:: GIVEN RECORDS

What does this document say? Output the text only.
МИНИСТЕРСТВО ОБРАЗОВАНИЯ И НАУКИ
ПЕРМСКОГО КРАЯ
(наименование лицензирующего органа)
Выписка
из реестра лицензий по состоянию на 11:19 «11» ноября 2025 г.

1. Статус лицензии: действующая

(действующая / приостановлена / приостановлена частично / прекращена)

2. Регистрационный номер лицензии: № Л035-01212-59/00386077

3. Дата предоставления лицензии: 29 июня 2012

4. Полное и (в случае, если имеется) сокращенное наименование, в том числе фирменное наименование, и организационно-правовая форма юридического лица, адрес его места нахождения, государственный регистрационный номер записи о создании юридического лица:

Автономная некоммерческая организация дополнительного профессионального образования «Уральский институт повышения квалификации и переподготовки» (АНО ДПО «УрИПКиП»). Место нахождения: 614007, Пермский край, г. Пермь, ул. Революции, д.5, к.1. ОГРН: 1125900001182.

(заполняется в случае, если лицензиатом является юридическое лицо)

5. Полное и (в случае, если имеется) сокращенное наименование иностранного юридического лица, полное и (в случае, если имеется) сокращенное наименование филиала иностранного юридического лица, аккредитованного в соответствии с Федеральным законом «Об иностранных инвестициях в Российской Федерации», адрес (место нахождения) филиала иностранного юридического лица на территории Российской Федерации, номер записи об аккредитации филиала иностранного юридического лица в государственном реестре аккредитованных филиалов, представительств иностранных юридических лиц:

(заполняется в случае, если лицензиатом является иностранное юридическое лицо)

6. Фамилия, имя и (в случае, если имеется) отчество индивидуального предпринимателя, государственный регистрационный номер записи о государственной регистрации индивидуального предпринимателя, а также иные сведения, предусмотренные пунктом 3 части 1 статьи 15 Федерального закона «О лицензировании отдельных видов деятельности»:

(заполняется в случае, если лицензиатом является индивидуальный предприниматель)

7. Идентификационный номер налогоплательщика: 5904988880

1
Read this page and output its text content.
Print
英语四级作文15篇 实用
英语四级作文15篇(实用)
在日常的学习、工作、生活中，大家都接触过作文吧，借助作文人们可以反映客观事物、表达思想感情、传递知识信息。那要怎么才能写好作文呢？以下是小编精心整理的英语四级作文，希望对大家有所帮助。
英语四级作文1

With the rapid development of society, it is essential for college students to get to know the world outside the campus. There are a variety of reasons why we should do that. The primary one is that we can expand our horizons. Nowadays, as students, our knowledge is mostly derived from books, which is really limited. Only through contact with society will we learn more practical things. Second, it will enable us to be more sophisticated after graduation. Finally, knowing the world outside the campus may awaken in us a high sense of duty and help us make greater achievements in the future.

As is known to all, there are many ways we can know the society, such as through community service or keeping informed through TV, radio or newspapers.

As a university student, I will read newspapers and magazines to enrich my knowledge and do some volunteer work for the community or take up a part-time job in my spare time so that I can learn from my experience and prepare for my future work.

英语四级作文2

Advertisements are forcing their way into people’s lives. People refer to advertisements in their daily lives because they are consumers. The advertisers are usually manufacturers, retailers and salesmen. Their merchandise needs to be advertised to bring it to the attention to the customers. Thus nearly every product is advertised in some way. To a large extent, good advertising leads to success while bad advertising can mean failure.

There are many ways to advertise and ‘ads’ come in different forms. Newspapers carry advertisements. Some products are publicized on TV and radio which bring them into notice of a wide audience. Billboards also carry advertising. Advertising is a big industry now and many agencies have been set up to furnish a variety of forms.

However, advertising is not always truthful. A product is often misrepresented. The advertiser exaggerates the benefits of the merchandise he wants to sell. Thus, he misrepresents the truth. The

::::

All of the entries must be quoted exactly; please include each one.

SOLVED EXERCISE:
What does this document say? Output the text only.
МИНИСТЕРСТВО ОБРАЗОВАНИЯ И НАУКИ
ПЕРМСКОГО КРАЯ
(наименование лицензирующего органа)
Выписка
из реестра лицензий по состоянию на 11:19 «11» ноября 2025 г.

1. Статус лицензии: действующая

(действующая / приостановлена / приостановлена частично / прекращена)

2. Регистрационный номер лицензии: № Л035-01212-59/00386077

3. Дата предоставления лицензии: 29 июня 2012

4. Полное и (в случае, если имеется) сокращенное наименование, в том числе фирменное наименование, и организационно-правовая форма юридического лица, адрес его места нахождения, государственный регистрационный номер записи о создании юридического лица:

Автономная некоммерческая организация дополнительного профессионального образования «Уральский институт повышения квалификации и переподготовки» (АНО ДПО «УрИПКиП»). Место нахождения: 614007, Пермский край, г. Пермь, ул. Революции, д.5, к.1. ОГРН: 1125900001182.

(заполняется в случае, если лицензиатом является юридическое лицо)

5. Полное и (в случае, если имеется) сокращенное наименование иностранного юридического лица, полное и (в случае, если имеется) сокращенное наименование филиала иностранного юридического лица, аккредитованного в соответствии с Федеральным законом «Об иностранных инвестициях в Российской Федерации», адрес (место нахождения) филиала иностранного юридического лица на территории Российской Федерации, номер записи об аккредитации филиала иностранного юридического лица в государственном реестре аккредитованных филиалов, представительств иностранных юридических лиц:

(заполняется в случае, если лицензиатом является иностранное юридическое лицо)

6. Фамилия, имя и (в случае, если имеется) отчество индивидуального предпринимателя, государственный регистрационный номер записи о государственной регистрации индивидуального предпринимателя, а также иные сведения, предусмотренные пунктом 3 части 1 статьи 15 Федерального закона «О лицензировании отдельных видов деятельности»:

(заполняется в случае, если лицензиатом является индивидуальный предприниматель)

7. Идентификационный номер налогоплательщика: 5904988880

1
Read this page and output its text content.
Print
英语四级作文15篇 实用
英语四级作文15篇(实用)
在日常的学习、工作、生活中，大家都接触过作文吧，借助作文人们可以反映客观事物、表达思想感情、传递知识信息。那要怎么才能写好作文呢？以下是小编精心整理的英语四级作文，希望对大家有所帮助。
英语四级作文1

With the rapid development of society, it is essential for college students to get to know the world outside the campus. There are a variety of reasons why we should do that. The primary one is that we can expand our horizons. Nowadays, as students, our knowledge is mostly derived from books, which is really limited. Only through contact with society will we learn more practical things. Second, it will enable us to be more sophisticated after graduation. Finally, knowing the world outside the campus may awaken in us a high sense of duty and help us make greater achievements in the future.

As is known to all, there are many ways we can know the society, such as through community service or keeping informed through TV, radio or newspapers.

As a university student, I will read newspapers and magazines to enrich my knowledge and do some volunteer work for the community or take up a part-time job in my spare time so that I can learn from my experience and prepare for my future work.

英语四级作文2

Advertisements are forcing their way into people’s lives. People refer to advertisements in their daily lives because they are consumers. The advertisers are usually manufacturers, retailers and salesmen. Their merchandise needs to be advertised to bring it to the attention to the customers. Thus nearly every product is advertised in some way. To a large extent, good advertising leads to success while bad advertising can mean failure.

There are many ways to advertise and ‘ads’ come in different forms. Newspapers carry advertisements. Some products are publicized on TV and radio which bring them into notice of a wide audience. Billboards also carry advertising. Advertising is a big industry now and many agencies have been set up to furnish a variety of forms.

However, advertising is not always truthful. A product is often misrepresented. The advertiser exaggerates the benefits of the merchandise he wants to sell. Thus, he misrepresents the truth. The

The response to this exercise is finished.